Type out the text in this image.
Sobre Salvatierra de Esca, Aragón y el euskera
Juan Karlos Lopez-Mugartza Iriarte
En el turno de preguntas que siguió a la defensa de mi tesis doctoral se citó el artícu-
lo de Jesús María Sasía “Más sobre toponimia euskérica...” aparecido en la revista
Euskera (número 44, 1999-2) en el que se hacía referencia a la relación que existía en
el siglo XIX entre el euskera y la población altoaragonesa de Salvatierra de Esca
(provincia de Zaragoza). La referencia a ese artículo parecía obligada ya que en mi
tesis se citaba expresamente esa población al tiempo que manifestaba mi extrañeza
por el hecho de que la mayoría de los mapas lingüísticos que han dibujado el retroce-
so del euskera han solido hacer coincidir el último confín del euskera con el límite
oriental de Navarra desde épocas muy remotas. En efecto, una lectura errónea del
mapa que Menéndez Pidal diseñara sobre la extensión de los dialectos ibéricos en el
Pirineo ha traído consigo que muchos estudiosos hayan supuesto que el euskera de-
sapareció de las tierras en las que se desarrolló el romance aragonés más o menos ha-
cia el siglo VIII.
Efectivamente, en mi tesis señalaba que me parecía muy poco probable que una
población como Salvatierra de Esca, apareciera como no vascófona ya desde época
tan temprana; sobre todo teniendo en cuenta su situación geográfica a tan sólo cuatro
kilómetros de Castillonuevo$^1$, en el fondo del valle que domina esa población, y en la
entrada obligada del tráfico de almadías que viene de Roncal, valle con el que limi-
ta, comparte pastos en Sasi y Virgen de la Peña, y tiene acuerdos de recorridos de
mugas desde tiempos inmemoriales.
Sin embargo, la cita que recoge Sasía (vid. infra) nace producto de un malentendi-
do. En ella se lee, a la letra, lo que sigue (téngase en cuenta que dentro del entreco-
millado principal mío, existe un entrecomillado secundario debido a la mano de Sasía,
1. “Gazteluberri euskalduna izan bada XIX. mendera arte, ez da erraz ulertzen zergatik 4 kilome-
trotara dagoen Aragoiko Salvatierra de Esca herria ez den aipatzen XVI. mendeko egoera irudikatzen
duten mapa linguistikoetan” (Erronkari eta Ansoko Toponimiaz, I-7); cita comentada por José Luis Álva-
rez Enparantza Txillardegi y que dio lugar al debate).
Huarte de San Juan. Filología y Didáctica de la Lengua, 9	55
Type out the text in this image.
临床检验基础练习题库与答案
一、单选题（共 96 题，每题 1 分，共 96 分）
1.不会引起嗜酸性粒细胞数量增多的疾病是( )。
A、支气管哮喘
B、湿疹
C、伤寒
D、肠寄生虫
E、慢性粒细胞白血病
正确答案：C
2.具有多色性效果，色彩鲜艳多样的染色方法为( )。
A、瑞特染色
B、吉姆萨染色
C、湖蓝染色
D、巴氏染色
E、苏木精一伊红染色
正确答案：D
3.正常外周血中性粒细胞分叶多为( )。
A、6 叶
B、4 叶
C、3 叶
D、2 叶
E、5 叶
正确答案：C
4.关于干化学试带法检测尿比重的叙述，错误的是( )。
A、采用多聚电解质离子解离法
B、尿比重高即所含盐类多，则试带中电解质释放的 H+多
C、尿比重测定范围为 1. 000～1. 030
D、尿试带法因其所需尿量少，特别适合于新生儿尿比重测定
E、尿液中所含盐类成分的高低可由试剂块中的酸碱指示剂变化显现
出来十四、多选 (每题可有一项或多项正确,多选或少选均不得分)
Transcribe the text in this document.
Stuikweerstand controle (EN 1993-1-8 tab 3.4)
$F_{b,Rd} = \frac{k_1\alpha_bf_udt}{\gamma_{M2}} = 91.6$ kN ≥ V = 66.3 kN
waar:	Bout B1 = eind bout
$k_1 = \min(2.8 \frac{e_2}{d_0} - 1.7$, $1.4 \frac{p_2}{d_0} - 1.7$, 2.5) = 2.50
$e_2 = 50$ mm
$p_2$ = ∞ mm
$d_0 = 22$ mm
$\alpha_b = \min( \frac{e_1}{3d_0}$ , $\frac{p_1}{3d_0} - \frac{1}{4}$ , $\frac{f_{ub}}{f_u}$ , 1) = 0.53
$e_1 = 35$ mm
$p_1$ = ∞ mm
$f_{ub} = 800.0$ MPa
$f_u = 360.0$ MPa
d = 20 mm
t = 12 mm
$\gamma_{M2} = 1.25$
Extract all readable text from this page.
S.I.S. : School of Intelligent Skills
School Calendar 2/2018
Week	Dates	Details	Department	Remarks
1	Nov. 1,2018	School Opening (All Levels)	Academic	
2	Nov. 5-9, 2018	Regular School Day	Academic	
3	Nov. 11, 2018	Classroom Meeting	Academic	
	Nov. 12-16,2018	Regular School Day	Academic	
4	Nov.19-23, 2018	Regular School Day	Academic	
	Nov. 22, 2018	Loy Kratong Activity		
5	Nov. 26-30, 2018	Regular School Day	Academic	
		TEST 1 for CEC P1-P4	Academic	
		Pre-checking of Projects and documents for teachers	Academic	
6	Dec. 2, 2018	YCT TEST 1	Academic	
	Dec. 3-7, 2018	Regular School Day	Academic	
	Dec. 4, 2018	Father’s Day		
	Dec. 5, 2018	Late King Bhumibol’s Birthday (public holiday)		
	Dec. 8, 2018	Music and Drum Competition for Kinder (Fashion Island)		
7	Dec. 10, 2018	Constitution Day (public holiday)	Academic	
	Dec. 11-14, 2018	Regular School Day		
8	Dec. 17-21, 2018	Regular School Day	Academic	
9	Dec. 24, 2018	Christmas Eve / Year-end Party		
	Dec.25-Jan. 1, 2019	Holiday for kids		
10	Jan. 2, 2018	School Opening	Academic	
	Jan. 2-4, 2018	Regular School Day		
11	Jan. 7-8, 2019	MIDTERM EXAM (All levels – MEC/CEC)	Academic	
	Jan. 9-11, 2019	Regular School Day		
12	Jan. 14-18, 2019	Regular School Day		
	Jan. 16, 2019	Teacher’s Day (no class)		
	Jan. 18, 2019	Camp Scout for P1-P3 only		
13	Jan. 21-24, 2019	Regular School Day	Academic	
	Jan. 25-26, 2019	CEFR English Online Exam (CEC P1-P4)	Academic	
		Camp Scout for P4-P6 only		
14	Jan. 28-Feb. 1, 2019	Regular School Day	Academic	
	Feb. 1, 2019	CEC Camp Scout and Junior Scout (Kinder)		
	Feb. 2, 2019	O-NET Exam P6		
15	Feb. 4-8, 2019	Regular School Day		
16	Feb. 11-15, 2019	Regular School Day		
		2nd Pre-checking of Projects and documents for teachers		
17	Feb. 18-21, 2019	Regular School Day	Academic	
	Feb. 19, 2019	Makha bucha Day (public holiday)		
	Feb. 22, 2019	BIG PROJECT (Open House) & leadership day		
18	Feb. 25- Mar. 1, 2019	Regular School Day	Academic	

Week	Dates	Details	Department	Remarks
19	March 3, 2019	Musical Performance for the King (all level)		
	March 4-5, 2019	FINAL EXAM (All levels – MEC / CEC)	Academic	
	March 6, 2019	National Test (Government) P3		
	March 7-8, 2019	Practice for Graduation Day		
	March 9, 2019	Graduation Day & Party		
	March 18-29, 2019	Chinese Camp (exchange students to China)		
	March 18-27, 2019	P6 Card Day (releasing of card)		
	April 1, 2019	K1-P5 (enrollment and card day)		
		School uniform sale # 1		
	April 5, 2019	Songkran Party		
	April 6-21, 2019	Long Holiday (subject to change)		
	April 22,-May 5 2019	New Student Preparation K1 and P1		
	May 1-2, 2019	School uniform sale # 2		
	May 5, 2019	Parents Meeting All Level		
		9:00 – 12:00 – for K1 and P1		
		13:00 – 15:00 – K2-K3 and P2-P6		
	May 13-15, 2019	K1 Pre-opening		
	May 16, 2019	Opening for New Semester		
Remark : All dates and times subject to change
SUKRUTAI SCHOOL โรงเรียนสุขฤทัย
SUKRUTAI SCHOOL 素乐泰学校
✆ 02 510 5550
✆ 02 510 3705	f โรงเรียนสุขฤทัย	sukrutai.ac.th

-*-

## The request
Which lines contain the word "Salvatierra"? Copy each of them.

## Written solution
Sobre Salvatierra de Esca, Aragón y el euskera
el siglo XIX entre el euskera y la población altoaragonesa de Salvatierra de Esca
población como Salvatierra de Esca, apareciera como no vascófona ya desde época
trotara dagoen Aragoiko Salvatierra de Esca herria ez den aipatzen XVI. mendeko egoera irudikatzen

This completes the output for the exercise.